* **What to work on**
Copy every line of the listing exactly.

* **Data to use**
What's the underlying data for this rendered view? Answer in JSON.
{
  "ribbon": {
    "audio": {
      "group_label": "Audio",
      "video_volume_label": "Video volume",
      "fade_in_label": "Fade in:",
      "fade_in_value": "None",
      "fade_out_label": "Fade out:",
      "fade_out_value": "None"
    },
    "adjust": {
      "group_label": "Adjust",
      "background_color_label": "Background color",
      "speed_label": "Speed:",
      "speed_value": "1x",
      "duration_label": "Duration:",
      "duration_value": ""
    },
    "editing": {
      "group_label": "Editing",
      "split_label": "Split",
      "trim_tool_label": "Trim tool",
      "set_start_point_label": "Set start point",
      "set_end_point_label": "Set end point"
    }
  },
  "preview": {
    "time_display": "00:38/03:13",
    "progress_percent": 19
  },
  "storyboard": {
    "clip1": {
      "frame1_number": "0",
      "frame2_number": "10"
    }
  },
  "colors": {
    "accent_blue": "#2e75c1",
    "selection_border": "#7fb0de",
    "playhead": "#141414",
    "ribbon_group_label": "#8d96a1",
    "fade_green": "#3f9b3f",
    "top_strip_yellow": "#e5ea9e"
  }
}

* **Solution to this exercise**
What's the underlying data for this rendered view? Answer in JSON.
{
  "ribbon": {
    "audio": {
      "group_label": "Audio",
      "video_volume_label": "Video volume",
      "fade_in_label": "Fade in:",
      "fade_in_value": "None",
      "fade_out_label": "Fade out:",
      "fade_out_value": "None"
    },
    "adjust": {
      "group_label": "Adjust",
      "background_color_label": "Background color",
      "speed_label": "Speed:",
      "speed_value": "1x",
      "duration_label": "Duration:",
      "duration_value": ""
    },
    "editing": {
      "group_label": "Editing",
      "split_label": "Split",
      "trim_tool_label": "Trim tool",
      "set_start_point_label": "Set start point",
      "set_end_point_label": "Set end point"
    }
  },
  "preview": {
    "time_display": "00:38/03:13",
    "progress_percent": 19
  },
  "storyboard": {
    "clip1": {
      "frame1_number": "0",
      "frame2_number": "10"
    }
  },
  "colors": {
    "accent_blue": "#2e75c1",
    "selection_border": "#7fb0de",
    "playhead": "#141414",
    "ribbon_group_label": "#8d96a1",
    "fade_green": "#3f9b3f",
    "top_strip_yellow": "#e5ea9e"
  }
}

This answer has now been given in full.